▶ WHAT IS EXPECTED:
Pictures do not belong in the copy; transcribe everything else in the records exactly.

▶ ENTRIES SUPPLIED:
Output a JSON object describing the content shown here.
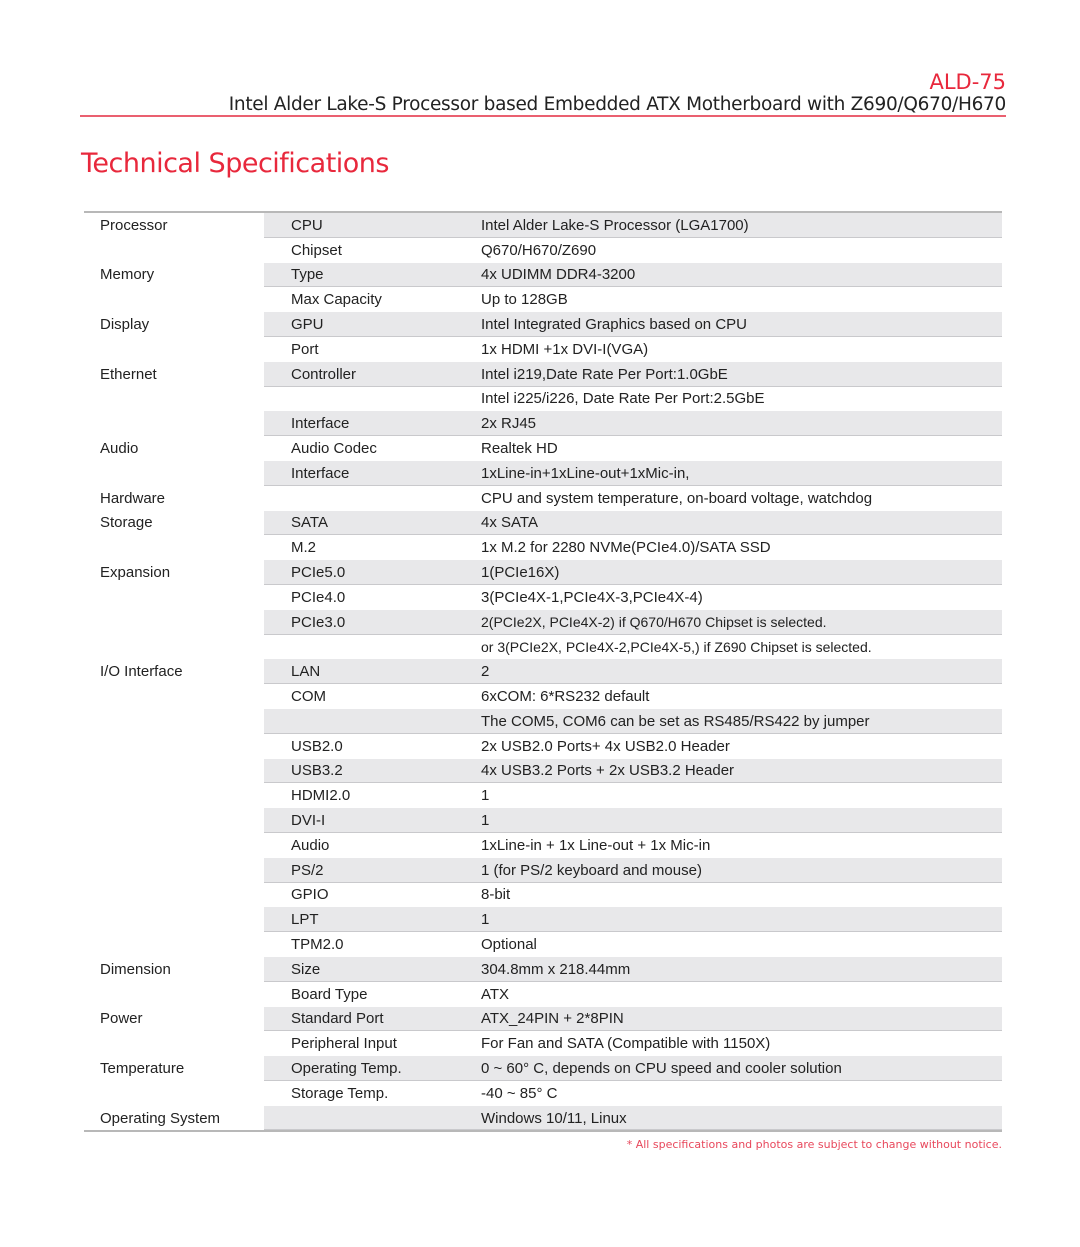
{
  "header": {
    "model": "ALD-75",
    "subtitle": "Intel Alder Lake-S Processor based Embedded ATX Motherboard with  Z690/Q670/H670",
    "accent_color": "#e8283c"
  },
  "page_title": "Technical Specifications",
  "specs": [
    {
      "group": "Processor",
      "item": "CPU",
      "value": "Intel Alder Lake-S Processor (LGA1700)"
    },
    {
      "group": "",
      "item": "Chipset",
      "value": "Q670/H670/Z690"
    },
    {
      "group": "Memory",
      "item": "Type",
      "value": "4x UDIMM DDR4-3200"
    },
    {
      "group": "",
      "item": "Max Capacity",
      "value": "Up to 128GB"
    },
    {
      "group": "Display",
      "item": "GPU",
      "value": "Intel Integrated Graphics based on CPU"
    },
    {
      "group": "",
      "item": "Port",
      "value": "1x HDMI +1x DVI-I(VGA)"
    },
    {
      "group": "Ethernet",
      "item": "Controller",
      "value": "Intel i219,Date Rate Per Port:1.0GbE"
    },
    {
      "group": "",
      "item": "",
      "value": "Intel i225/i226, Date Rate Per Port:2.5GbE"
    },
    {
      "group": "",
      "item": "Interface",
      "value": "2x RJ45"
    },
    {
      "group": "Audio",
      "item": "Audio Codec",
      "value": "Realtek HD"
    },
    {
      "group": "",
      "item": "Interface",
      "value": "1xLine-in+1xLine-out+1xMic-in,"
    },
    {
      "group": "Hardware",
      "item": "",
      "value": "CPU and system temperature, on-board voltage, watchdog"
    },
    {
      "group": "Storage",
      "item": "SATA",
      "value": "4x SATA"
    },
    {
      "group": "",
      "item": "M.2",
      "value": "1x M.2 for 2280 NVMe(PCIe4.0)/SATA SSD"
    },
    {
      "group": "Expansion",
      "item": "PCIe5.0",
      "value": "1(PCIe16X)"
    },
    {
      "group": "",
      "item": "PCIe4.0",
      "value": "3(PCIe4X-1,PCIe4X-3,PCIe4X-4)"
    },
    {
      "group": "",
      "item": "PCIe3.0",
      "value": "2(PCIe2X, PCIe4X-2) if Q670/H670 Chipset is selected."
    },
    {
      "group": "",
      "item": "",
      "value": "or 3(PCIe2X, PCIe4X-2,PCIe4X-5,) if Z690 Chipset is selected."
    },
    {
      "group": "I/O Interface",
      "item": "LAN",
      "value": "2"
    },
    {
      "group": "",
      "item": "COM",
      "value": "6xCOM: 6*RS232 default"
    },
    {
      "group": "",
      "item": "",
      "value": "The COM5, COM6 can be set as RS485/RS422 by jumper"
    },
    {
      "group": "",
      "item": "USB2.0",
      "value": "2x USB2.0 Ports+ 4x USB2.0 Header"
    },
    {
      "group": "",
      "item": "USB3.2",
      "value": "4x USB3.2 Ports + 2x USB3.2 Header"
    },
    {
      "group": "",
      "item": "HDMI2.0",
      "value": "1"
    },
    {
      "group": "",
      "item": "DVI-I",
      "value": "1"
    },
    {
      "group": "",
      "item": "Audio",
      "value": "1xLine-in + 1x Line-out + 1x Mic-in"
    },
    {
      "group": "",
      "item": "PS/2",
      "value": "1 (for PS/2 keyboard and mouse)"
    },
    {
      "group": "",
      "item": "GPIO",
      "value": "8-bit"
    },
    {
      "group": "",
      "item": "LPT",
      "value": "1"
    },
    {
      "group": "",
      "item": "TPM2.0",
      "value": "Optional"
    },
    {
      "group": "Dimension",
      "item": "Size",
      "value": "304.8mm x 218.44mm"
    },
    {
      "group": "",
      "item": "Board Type",
      "value": "ATX"
    },
    {
      "group": "Power",
      "item": "Standard Port",
      "value": "ATX_24PIN + 2*8PIN"
    },
    {
      "group": "",
      "item": "Peripheral Input",
      "value": "For Fan and SATA (Compatible with 1150X)"
    },
    {
      "group": "Temperature",
      "item": "Operating Temp.",
      "value": "0 ~ 60° C, depends on CPU speed and cooler solution"
    },
    {
      "group": "",
      "item": "Storage Temp.",
      "value": "-40 ~ 85° C"
    },
    {
      "group": "Operating System",
      "item": "",
      "value": "Windows 10/11, Linux"
    }
  ],
  "footnote": "* All specifications and photos are subject to change without notice."
}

▶ SOLUTION TO THE PROBLEM:
Output a JSON object describing the content shown here.
{
  "header": {
    "model": "ALD-75",
    "subtitle": "Intel Alder Lake-S Processor based Embedded ATX Motherboard with  Z690/Q670/H670",
    "accent_color": "#e8283c"
  },
  "page_title": "Technical Specifications",
  "specs": [
    {
      "group": "Processor",
      "item": "CPU",
      "value": "Intel Alder Lake-S Processor (LGA1700)"
    },
    {
      "group": "",
      "item": "Chipset",
      "value": "Q670/H670/Z690"
    },
    {
      "group": "Memory",
      "item": "Type",
      "value": "4x UDIMM DDR4-3200"
    },
    {
      "group": "",
      "item": "Max Capacity",
      "value": "Up to 128GB"
    },
    {
      "group": "Display",
      "item": "GPU",
      "value": "Intel Integrated Graphics based on CPU"
    },
    {
      "group": "",
      "item": "Port",
      "value": "1x HDMI +1x DVI-I(VGA)"
    },
    {
      "group": "Ethernet",
      "item": "Controller",
      "value": "Intel i219,Date Rate Per Port:1.0GbE"
    },
    {
      "group": "",
      "item": "",
      "value": "Intel i225/i226, Date Rate Per Port:2.5GbE"
    },
    {
      "group": "",
      "item": "Interface",
      "value": "2x RJ45"
    },
    {
      "group": "Audio",
      "item": "Audio Codec",
      "value": "Realtek HD"
    },
    {
      "group": "",
      "item": "Interface",
      "value": "1xLine-in+1xLine-out+1xMic-in,"
    },
    {
      "group": "Hardware",
      "item": "",
      "value": "CPU and system temperature, on-board voltage, watchdog"
    },
    {
      "group": "Storage",
      "item": "SATA",
      "value": "4x SATA"
    },
    {
      "group": "",
      "item": "M.2",
      "value": "1x M.2 for 2280 NVMe(PCIe4.0)/SATA SSD"
    },
    {
      "group": "Expansion",
      "item": "PCIe5.0",
      "value": "1(PCIe16X)"
    },
    {
      "group": "",
      "item": "PCIe4.0",
      "value": "3(PCIe4X-1,PCIe4X-3,PCIe4X-4)"
    },
    {
      "group": "",
      "item": "PCIe3.0",
      "value": "2(PCIe2X, PCIe4X-2) if Q670/H670 Chipset is selected."
    },
    {
      "group": "",
      "item": "",
      "value": "or 3(PCIe2X, PCIe4X-2,PCIe4X-5,) if Z690 Chipset is selected."
    },
    {
      "group": "I/O Interface",
      "item": "LAN",
      "value": "2"
    },
    {
      "group": "",
      "item": "COM",
      "value": "6xCOM: 6*RS232 default"
    },
    {
      "group": "",
      "item": "",
      "value": "The COM5, COM6 can be set as RS485/RS422 by jumper"
    },
    {
      "group": "",
      "item": "USB2.0",
      "value": "2x USB2.0 Ports+ 4x USB2.0 Header"
    },
    {
      "group": "",
      "item": "USB3.2",
      "value": "4x USB3.2 Ports + 2x USB3.2 Header"
    },
    {
      "group": "",
      "item": "HDMI2.0",
      "value": "1"
    },
    {
      "group": "",
      "item": "DVI-I",
      "value": "1"
    },
    {
      "group": "",
      "item": "Audio",
      "value": "1xLine-in + 1x Line-out + 1x Mic-in"
    },
    {
      "group": "",
      "item": "PS/2",
      "value": "1 (for PS/2 keyboard and mouse)"
    },
    {
      "group": "",
      "item": "GPIO",
      "value": "8-bit"
    },
    {
      "group": "",
      "item": "LPT",
      "value": "1"
    },
    {
      "group": "",
      "item": "TPM2.0",
      "value": "Optional"
    },
    {
      "group": "Dimension",
      "item": "Size",
      "value": "304.8mm x 218.44mm"
    },
    {
      "group": "",
      "item": "Board Type",
      "value": "ATX"
    },
    {
      "group": "Power",
      "item": "Standard Port",
      "value": "ATX_24PIN + 2*8PIN"
    },
    {
      "group": "",
      "item": "Peripheral Input",
      "value": "For Fan and SATA (Compatible with 1150X)"
    },
    {
      "group": "Temperature",
      "item": "Operating Temp.",
      "value": "0 ~ 60° C, depends on CPU speed and cooler solution"
    },
    {
      "group": "",
      "item": "Storage Temp.",
      "value": "-40 ~ 85° C"
    },
    {
      "group": "Operating System",
      "item": "",
      "value": "Windows 10/11, Linux"
    }
  ],
  "footnote": "* All specifications and photos are subject to change without notice."
}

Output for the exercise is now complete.